-- EXERCISE BRIEF --
Copy the following data word for word, omitting the pictures.
_ _ _
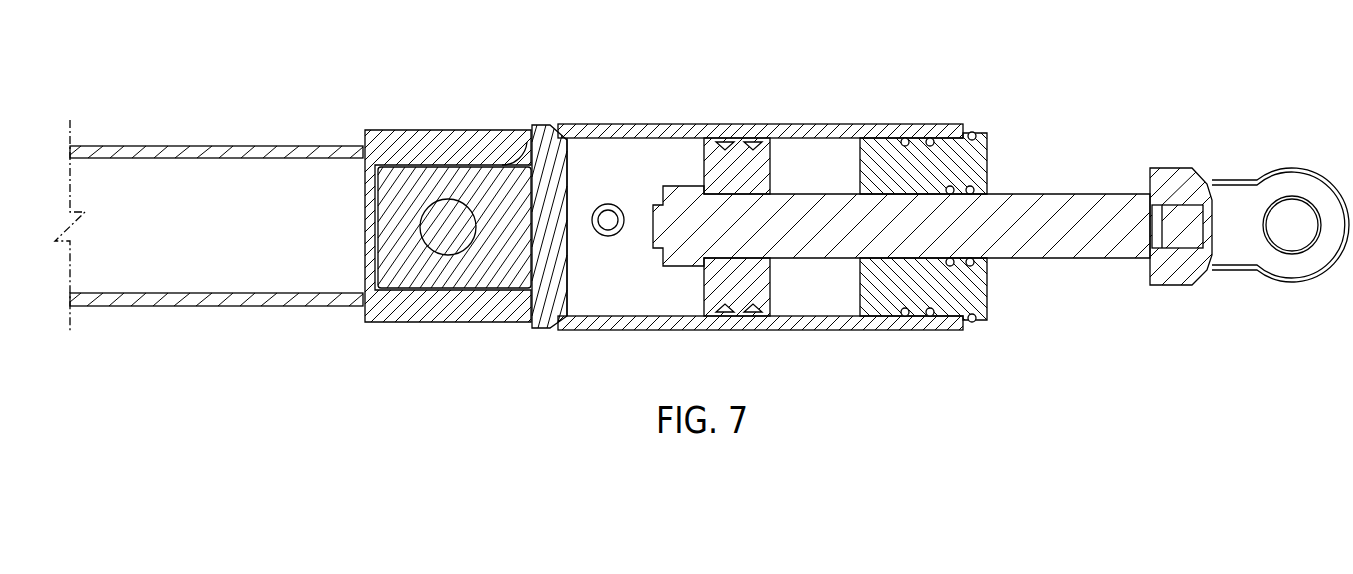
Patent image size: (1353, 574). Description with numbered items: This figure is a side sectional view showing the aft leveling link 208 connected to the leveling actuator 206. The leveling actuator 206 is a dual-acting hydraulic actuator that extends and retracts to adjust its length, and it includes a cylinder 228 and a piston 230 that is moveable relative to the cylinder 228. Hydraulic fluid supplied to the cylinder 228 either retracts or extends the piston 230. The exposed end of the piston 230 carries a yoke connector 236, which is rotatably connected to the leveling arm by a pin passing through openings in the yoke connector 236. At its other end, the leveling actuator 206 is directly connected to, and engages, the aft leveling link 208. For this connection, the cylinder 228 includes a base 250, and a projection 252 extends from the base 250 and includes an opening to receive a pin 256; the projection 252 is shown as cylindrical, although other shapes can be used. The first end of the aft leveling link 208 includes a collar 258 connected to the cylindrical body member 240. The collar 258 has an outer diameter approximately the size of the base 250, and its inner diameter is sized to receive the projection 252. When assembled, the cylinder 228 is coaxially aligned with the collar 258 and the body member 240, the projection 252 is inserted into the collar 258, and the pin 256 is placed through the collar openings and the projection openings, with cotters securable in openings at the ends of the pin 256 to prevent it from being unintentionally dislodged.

The leveling actuator 206 is at (953, 218).
The aft leveling link 208 is at (209, 216).
The cylinder 228 is at (792, 331).
The piston 230 is at (1062, 259).
The yoke connector 236 is at (1303, 282).
The cylindrical body member 240 is at (215, 307).
The base 250 is at (430, 228).
The projection 252 is at (440, 267).
The pin 256 is at (438, 233).
The collar 258 is at (423, 142).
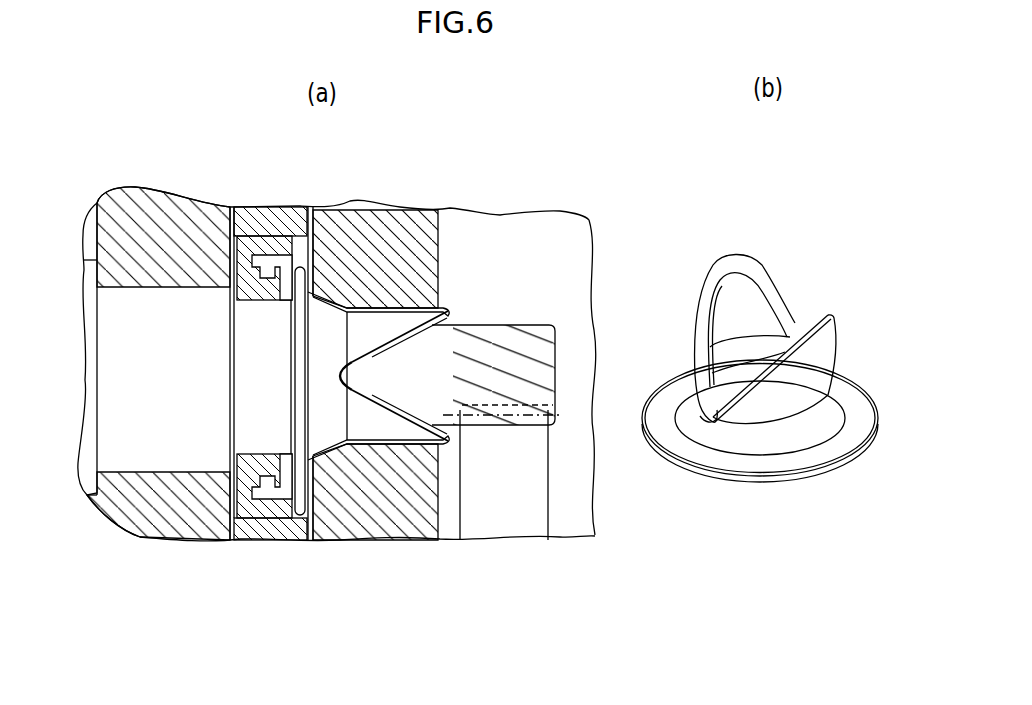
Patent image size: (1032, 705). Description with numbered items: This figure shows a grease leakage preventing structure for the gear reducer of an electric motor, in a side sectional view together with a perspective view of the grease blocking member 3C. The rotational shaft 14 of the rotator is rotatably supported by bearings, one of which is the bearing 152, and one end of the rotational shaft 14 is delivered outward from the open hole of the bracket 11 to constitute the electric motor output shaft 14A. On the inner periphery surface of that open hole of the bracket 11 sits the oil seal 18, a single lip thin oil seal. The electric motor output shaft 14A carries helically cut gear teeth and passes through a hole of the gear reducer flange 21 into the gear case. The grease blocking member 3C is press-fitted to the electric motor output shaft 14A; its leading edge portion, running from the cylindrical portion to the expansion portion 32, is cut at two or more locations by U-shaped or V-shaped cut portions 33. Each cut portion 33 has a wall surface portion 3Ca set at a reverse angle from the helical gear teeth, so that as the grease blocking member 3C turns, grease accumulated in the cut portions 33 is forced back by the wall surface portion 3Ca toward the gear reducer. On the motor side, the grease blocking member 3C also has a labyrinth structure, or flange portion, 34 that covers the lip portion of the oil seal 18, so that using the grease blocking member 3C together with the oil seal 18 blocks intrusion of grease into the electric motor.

The rotational shaft 14 is at (123, 430).
The bearing 152 is at (178, 527).
The bracket 11 is at (262, 530).
The oil seal 18 is at (267, 230).
The labyrinth structure (flange portion) 34 is at (300, 472).
The grease blocking member 3C is at (372, 323).
The gear reducer flange 21 is at (390, 515).
The wall surface portion 3Ca is at (430, 331).
The cut portion 33 is at (363, 357).
The expansion portion 32 is at (773, 437).
The electric motor output shaft 14A is at (590, 345).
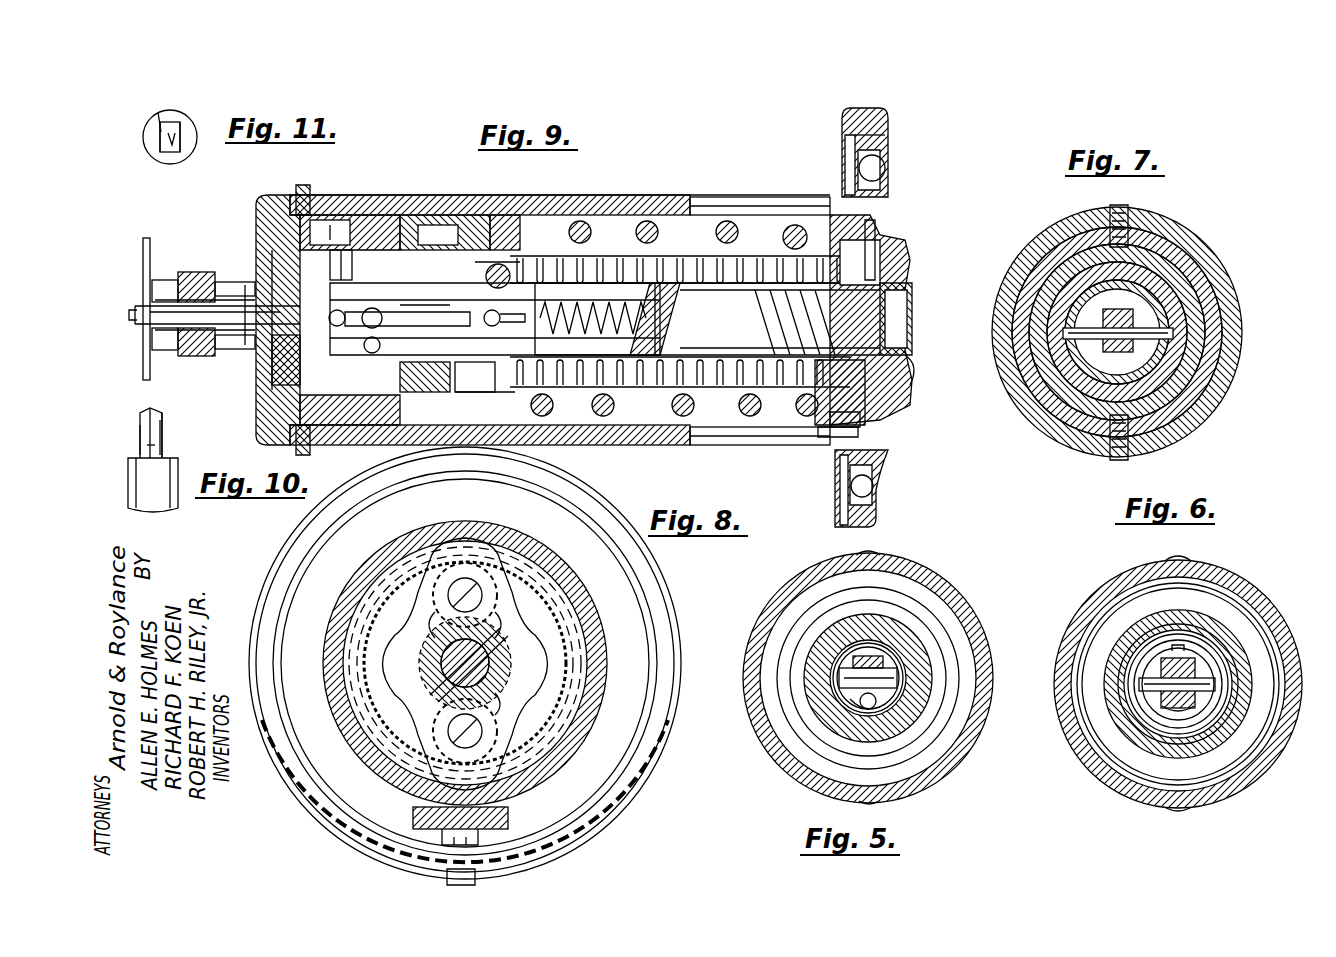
_ _ _
-- COMPLETE ANSWER --
Patent image size: (1353, 574). Description with numbered items: This figure is a side sectional view showing the aft leveling link 208 connected to the leveling actuator 206. The leveling actuator 206 is a dual-acting hydraulic actuator that extends and retracts to adjust its length, and it includes a cylinder 228 and a piston 230 that is moveable relative to the cylinder 228. Hydraulic fluid supplied to the cylinder 228 either retracts or extends the piston 230. The exposed end of the piston 230 carries a yoke connector 236, which is rotatably connected to the leveling arm by a pin passing through openings in the yoke connector 236. At its other end, the leveling actuator 206 is directly connected to, and engages, the aft leveling link 208. For this connection, the cylinder 228 includes a base 250, and a projection 252 extends from the base 250 and includes an opening to receive a pin 256; the projection 252 is shown as cylindrical, although other shapes can be used. The first end of the aft leveling link 208 includes a collar 258 connected to the cylindrical body member 240. The collar 258 has an outer diameter approximately the size of the base 250, and its inner diameter is sized to receive the projection 252. When assembled, the cylinder 228 is coaxially aligned with the collar 258 and the body member 240, the projection 252 is inserted into the collar 258, and the pin 256 is placed through the collar openings and the projection openings, with cotters securable in openings at the ends of the pin 256 to prevent it from being unintentionally dislodged.

The leveling actuator 206 is at (953, 218).
The aft leveling link 208 is at (209, 216).
The cylinder 228 is at (792, 331).
The piston 230 is at (1062, 259).
The yoke connector 236 is at (1303, 282).
The cylindrical body member 240 is at (215, 307).
The base 250 is at (430, 228).
The projection 252 is at (440, 267).
The pin 256 is at (438, 233).
The collar 258 is at (423, 142).
Patent image size: (1032, 705). Description with numbered items: This figure shows a grease leakage preventing structure for the gear reducer of an electric motor, in a side sectional view together with a perspective view of the grease blocking member 3C. The rotational shaft 14 of the rotator is rotatably supported by bearings, one of which is the bearing 152, and one end of the rotational shaft 14 is delivered outward from the open hole of the bracket 11 to constitute the electric motor output shaft 14A. On the inner periphery surface of that open hole of the bracket 11 sits the oil seal 18, a single lip thin oil seal. The electric motor output shaft 14A carries helically cut gear teeth and passes through a hole of the gear reducer flange 21 into the gear case. The grease blocking member 3C is press-fitted to the electric motor output shaft 14A; its leading edge portion, running from the cylindrical portion to the expansion portion 32, is cut at two or more locations by U-shaped or V-shaped cut portions 33. Each cut portion 33 has a wall surface portion 3Ca set at a reverse angle from the helical gear teeth, so that as the grease blocking member 3C turns, grease accumulated in the cut portions 33 is forced back by the wall surface portion 3Ca toward the gear reducer. On the motor side, the grease blocking member 3C also has a labyrinth structure, or flange portion, 34 that covers the lip portion of the oil seal 18, so that using the grease blocking member 3C together with the oil seal 18 blocks intrusion of grease into the electric motor.

The rotational shaft 14 is at (123, 430).
The bearing 152 is at (178, 527).
The bracket 11 is at (262, 530).
The oil seal 18 is at (267, 230).
The labyrinth structure (flange portion) 34 is at (300, 472).
The grease blocking member 3C is at (372, 323).
The gear reducer flange 21 is at (390, 515).
The wall surface portion 3Ca is at (430, 331).
The cut portion 33 is at (363, 357).
The expansion portion 32 is at (773, 437).
The electric motor output shaft 14A is at (590, 345).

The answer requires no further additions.